-- BEGIN TASK INPUTS --

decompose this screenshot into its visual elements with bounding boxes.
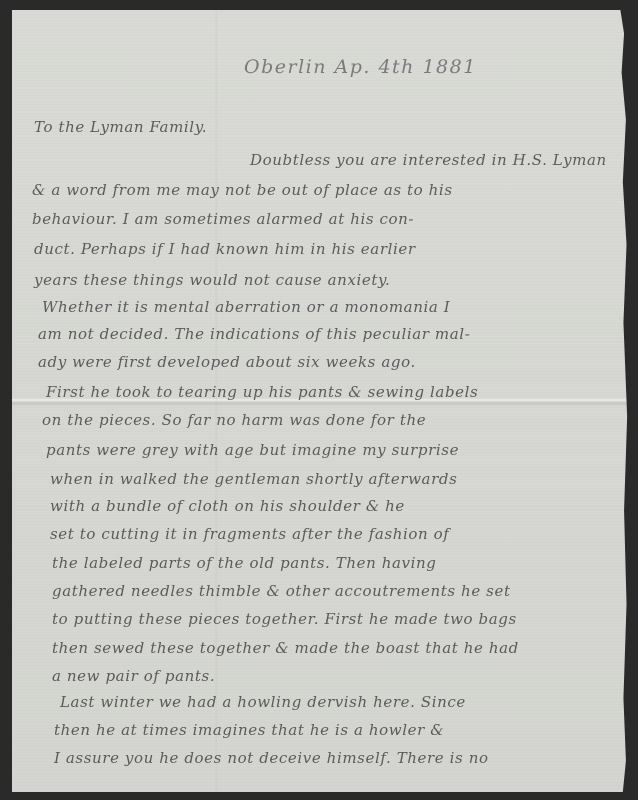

-- END TASK INPUTS --
-- BEGIN TASK INPUTS --

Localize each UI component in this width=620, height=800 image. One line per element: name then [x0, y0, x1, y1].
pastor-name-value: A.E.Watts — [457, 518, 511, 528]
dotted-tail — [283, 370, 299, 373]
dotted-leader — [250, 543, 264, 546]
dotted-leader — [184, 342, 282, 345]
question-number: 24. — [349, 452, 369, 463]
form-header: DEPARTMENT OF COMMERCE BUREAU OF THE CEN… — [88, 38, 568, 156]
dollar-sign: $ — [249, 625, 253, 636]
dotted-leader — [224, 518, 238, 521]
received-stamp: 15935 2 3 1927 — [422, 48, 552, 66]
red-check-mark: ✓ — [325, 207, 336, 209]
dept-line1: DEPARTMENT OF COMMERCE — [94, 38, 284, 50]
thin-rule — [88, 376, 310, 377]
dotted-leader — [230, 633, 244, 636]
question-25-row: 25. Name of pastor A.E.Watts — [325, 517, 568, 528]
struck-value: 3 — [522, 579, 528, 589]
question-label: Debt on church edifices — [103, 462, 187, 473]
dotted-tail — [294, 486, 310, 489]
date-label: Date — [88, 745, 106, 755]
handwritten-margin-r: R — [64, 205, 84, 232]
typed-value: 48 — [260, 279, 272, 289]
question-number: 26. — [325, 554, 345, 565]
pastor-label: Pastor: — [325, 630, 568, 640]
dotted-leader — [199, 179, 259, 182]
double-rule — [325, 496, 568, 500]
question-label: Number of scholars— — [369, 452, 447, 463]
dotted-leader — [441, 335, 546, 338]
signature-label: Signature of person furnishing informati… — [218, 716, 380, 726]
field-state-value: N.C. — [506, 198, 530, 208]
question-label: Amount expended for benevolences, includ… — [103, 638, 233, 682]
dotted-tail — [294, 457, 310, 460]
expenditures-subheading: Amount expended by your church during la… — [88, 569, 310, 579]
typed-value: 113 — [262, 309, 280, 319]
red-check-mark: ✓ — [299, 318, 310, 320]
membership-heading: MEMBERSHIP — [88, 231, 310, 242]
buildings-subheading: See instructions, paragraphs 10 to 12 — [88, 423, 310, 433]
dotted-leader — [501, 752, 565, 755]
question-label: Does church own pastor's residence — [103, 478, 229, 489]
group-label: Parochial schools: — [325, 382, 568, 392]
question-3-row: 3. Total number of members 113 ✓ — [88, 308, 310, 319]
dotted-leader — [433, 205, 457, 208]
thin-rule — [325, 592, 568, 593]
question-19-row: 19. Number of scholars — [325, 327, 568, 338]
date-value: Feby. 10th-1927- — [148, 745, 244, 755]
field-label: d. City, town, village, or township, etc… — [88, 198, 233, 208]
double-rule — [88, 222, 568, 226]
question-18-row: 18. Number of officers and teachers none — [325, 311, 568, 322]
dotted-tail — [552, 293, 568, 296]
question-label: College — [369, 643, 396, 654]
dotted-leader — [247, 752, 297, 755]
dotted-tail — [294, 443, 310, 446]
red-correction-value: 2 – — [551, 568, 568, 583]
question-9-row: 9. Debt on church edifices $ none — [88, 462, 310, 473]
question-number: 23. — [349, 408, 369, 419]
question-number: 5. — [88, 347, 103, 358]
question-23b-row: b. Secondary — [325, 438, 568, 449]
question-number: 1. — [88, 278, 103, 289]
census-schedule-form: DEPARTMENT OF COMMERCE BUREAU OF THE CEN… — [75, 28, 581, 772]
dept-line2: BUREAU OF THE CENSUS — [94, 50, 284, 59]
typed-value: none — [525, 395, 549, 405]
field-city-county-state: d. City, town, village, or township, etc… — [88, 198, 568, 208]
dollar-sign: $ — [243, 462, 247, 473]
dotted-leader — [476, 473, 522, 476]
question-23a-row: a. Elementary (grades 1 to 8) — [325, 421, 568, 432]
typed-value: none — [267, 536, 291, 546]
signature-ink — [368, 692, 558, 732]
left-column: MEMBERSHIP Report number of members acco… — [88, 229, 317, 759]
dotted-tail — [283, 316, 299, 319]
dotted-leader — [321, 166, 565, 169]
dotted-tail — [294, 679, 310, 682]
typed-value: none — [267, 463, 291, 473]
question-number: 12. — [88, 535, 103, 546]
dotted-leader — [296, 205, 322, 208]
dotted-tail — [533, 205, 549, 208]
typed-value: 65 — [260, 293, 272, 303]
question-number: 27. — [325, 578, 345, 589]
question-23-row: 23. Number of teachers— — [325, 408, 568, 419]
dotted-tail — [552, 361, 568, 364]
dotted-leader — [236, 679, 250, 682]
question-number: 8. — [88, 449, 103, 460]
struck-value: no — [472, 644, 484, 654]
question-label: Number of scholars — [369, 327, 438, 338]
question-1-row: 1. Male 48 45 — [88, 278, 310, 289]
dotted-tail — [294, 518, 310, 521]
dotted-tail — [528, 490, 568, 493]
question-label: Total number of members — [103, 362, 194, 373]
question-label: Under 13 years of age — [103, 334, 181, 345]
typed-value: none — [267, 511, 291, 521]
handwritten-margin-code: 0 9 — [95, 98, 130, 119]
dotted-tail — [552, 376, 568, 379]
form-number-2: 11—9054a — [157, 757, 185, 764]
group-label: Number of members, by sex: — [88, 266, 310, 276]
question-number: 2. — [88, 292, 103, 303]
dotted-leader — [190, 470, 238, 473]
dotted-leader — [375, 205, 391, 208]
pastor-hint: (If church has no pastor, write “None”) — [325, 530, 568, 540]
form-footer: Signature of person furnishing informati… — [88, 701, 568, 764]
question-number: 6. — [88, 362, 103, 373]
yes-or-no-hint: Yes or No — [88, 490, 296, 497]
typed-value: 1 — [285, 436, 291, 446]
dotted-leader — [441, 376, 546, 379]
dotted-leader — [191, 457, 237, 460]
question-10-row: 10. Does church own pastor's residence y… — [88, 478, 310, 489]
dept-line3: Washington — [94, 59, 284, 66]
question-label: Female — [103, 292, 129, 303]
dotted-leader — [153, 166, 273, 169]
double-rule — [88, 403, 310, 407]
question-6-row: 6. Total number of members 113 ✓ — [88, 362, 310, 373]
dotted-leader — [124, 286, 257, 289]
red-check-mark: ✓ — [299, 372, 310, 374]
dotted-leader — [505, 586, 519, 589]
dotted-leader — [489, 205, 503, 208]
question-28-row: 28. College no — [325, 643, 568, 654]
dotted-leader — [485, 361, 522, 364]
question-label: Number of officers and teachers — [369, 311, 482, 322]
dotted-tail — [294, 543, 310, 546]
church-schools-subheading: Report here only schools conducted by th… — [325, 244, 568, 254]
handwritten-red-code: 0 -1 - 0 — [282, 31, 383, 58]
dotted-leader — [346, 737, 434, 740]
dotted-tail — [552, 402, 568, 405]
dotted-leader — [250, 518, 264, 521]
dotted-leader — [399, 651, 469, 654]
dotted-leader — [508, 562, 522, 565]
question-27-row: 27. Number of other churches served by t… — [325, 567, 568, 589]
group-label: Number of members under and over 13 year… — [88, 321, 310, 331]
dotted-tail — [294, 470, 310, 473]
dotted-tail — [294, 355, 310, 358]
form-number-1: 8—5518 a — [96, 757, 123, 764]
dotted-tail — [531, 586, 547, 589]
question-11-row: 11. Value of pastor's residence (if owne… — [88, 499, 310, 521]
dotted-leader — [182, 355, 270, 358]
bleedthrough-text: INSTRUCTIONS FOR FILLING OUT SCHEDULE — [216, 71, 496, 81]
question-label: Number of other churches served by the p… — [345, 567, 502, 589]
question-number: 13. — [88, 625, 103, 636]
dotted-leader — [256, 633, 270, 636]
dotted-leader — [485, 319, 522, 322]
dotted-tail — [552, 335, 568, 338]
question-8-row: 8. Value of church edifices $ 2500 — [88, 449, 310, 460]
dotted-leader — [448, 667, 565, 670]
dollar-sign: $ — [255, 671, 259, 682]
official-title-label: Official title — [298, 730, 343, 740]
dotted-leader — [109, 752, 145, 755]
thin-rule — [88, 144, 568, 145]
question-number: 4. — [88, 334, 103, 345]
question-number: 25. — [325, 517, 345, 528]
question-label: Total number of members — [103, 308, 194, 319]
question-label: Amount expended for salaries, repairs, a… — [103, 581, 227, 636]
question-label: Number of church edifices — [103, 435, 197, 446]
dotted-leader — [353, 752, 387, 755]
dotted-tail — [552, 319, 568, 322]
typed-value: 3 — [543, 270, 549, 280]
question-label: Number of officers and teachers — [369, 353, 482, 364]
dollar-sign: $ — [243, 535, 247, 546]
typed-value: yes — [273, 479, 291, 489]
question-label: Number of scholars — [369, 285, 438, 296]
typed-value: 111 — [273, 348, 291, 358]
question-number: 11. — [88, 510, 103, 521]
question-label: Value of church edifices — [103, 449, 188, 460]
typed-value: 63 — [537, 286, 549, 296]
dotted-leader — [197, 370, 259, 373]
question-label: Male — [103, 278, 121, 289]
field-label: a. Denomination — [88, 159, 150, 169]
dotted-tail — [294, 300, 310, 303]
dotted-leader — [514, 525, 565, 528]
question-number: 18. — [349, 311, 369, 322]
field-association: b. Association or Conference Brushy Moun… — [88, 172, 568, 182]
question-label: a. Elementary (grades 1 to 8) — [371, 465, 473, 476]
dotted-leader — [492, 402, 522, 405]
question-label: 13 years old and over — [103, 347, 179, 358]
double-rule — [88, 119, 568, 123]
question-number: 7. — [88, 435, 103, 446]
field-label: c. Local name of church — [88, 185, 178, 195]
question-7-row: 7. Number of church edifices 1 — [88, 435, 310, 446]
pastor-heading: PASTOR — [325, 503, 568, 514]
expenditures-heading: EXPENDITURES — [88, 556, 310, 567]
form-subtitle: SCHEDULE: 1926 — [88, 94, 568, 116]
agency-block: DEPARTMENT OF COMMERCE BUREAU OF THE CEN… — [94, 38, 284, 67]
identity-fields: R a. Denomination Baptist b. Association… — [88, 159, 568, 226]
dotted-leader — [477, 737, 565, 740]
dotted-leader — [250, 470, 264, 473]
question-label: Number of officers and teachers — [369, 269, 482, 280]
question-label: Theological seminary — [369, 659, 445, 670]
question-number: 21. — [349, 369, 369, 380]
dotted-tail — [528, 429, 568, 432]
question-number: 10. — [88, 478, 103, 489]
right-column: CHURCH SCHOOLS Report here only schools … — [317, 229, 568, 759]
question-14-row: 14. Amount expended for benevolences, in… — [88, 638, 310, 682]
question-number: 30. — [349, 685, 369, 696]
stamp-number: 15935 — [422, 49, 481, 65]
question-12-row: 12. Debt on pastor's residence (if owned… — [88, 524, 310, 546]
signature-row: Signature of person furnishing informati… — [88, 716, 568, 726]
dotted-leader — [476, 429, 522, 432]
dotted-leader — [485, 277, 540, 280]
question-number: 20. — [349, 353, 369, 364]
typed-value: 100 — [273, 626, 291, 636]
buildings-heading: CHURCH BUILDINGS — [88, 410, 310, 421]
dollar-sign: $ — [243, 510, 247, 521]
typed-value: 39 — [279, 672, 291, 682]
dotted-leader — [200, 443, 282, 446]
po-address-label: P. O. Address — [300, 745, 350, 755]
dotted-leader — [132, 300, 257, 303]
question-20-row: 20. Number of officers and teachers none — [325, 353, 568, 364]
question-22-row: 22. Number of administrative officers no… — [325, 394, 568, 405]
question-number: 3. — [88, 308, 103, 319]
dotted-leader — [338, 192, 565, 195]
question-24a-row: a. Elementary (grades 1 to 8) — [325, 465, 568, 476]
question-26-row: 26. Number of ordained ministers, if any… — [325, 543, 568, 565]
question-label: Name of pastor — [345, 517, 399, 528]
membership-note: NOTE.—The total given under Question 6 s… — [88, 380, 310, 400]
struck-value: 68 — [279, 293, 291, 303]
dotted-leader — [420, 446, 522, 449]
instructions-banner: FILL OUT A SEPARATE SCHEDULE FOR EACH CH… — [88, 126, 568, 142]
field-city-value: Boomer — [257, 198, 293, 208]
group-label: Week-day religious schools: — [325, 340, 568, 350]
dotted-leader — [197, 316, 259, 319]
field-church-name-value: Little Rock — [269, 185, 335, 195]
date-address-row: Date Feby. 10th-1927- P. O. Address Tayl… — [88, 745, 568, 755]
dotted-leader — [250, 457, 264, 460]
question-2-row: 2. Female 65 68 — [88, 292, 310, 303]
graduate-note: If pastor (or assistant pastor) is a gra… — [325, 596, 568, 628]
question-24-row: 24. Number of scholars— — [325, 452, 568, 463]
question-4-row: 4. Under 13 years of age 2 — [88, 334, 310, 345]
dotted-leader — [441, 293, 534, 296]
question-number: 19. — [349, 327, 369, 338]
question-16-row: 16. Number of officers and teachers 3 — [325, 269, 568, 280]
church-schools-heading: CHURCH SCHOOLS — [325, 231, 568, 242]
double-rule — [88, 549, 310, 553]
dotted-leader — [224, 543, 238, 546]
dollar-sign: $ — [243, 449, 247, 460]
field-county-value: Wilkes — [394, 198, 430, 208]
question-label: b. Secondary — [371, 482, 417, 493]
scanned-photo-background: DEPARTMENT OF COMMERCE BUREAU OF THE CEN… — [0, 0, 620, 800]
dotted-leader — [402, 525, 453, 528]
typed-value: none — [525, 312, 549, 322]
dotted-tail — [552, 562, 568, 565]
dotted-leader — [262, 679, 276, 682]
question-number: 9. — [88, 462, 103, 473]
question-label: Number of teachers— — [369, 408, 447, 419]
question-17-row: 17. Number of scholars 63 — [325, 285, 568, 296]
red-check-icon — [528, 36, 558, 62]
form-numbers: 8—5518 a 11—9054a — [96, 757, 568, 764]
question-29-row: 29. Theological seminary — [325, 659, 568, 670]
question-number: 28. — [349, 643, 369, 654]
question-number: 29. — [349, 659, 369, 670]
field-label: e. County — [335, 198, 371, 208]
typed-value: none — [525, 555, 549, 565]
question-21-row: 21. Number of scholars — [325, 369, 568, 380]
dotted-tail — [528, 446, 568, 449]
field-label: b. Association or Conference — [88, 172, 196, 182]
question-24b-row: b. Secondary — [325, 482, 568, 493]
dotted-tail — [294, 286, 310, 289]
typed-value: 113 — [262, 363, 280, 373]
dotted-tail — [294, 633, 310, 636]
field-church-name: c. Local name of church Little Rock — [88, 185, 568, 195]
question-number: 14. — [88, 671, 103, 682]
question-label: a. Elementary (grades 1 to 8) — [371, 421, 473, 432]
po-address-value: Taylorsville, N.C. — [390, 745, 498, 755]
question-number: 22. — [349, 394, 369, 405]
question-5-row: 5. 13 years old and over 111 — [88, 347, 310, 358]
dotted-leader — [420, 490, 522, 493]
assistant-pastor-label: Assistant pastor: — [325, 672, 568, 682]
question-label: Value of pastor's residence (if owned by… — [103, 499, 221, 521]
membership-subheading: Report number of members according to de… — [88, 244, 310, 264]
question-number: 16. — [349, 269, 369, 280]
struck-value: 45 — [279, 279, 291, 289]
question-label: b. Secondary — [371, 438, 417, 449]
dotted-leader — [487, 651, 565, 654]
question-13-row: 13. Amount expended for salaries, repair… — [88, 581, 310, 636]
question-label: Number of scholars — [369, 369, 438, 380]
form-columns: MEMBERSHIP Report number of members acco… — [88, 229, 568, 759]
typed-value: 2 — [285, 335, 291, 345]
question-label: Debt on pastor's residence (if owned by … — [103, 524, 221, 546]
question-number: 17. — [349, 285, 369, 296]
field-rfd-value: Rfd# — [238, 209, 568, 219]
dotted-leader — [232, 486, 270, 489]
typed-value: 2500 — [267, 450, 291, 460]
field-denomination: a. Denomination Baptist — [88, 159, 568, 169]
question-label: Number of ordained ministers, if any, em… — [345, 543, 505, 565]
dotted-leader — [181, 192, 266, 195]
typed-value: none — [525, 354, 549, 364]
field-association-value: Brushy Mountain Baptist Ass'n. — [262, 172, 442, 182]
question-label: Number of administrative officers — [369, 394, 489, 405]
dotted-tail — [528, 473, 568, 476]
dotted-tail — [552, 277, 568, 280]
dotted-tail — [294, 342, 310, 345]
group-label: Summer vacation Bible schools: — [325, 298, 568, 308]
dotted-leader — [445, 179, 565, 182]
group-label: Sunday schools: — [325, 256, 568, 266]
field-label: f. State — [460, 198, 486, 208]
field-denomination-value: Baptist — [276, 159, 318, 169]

-- END TASK INPUTS --

Rename "dotted-leader" to "leader-dots" in the records, starting with the line that contains "Localize each UI" and going on through the line that contains "typed-value: 113 — [262, 309, 280, 319]". Give only those lines again, with everything else unchanged.

#### [FINAL RESULT]
Localize each UI component in this width=620, height=800 image. One line per element: name then [x0, y0, x1, y1].
pastor-name-value: A.E.Watts — [457, 518, 511, 528]
dotted-tail — [283, 370, 299, 373]
leader-dots — [250, 543, 264, 546]
leader-dots — [184, 342, 282, 345]
question-number: 24. — [349, 452, 369, 463]
form-header: DEPARTMENT OF COMMERCE BUREAU OF THE CEN… — [88, 38, 568, 156]
dollar-sign: $ — [249, 625, 253, 636]
leader-dots — [224, 518, 238, 521]
received-stamp: 15935 2 3 1927 — [422, 48, 552, 66]
red-check-mark: ✓ — [325, 207, 336, 209]
dept-line1: DEPARTMENT OF COMMERCE — [94, 38, 284, 50]
thin-rule — [88, 376, 310, 377]
leader-dots — [230, 633, 244, 636]
question-25-row: 25. Name of pastor A.E.Watts — [325, 517, 568, 528]
struck-value: 3 — [522, 579, 528, 589]
question-label: Debt on church edifices — [103, 462, 187, 473]
dotted-tail — [294, 486, 310, 489]
date-label: Date — [88, 745, 106, 755]
handwritten-margin-r: R — [64, 205, 84, 232]
typed-value: 48 — [260, 279, 272, 289]
question-number: 26. — [325, 554, 345, 565]
pastor-label: Pastor: — [325, 630, 568, 640]
leader-dots — [199, 179, 259, 182]
double-rule — [325, 496, 568, 500]
question-label: Number of scholars— — [369, 452, 447, 463]
leader-dots — [441, 335, 546, 338]
signature-label: Signature of person furnishing informati… — [218, 716, 380, 726]
field-state-value: N.C. — [506, 198, 530, 208]
question-label: Amount expended for benevolences, includ… — [103, 638, 233, 682]
dotted-tail — [294, 457, 310, 460]
expenditures-subheading: Amount expended by your church during la… — [88, 569, 310, 579]
typed-value: 113 — [262, 309, 280, 319]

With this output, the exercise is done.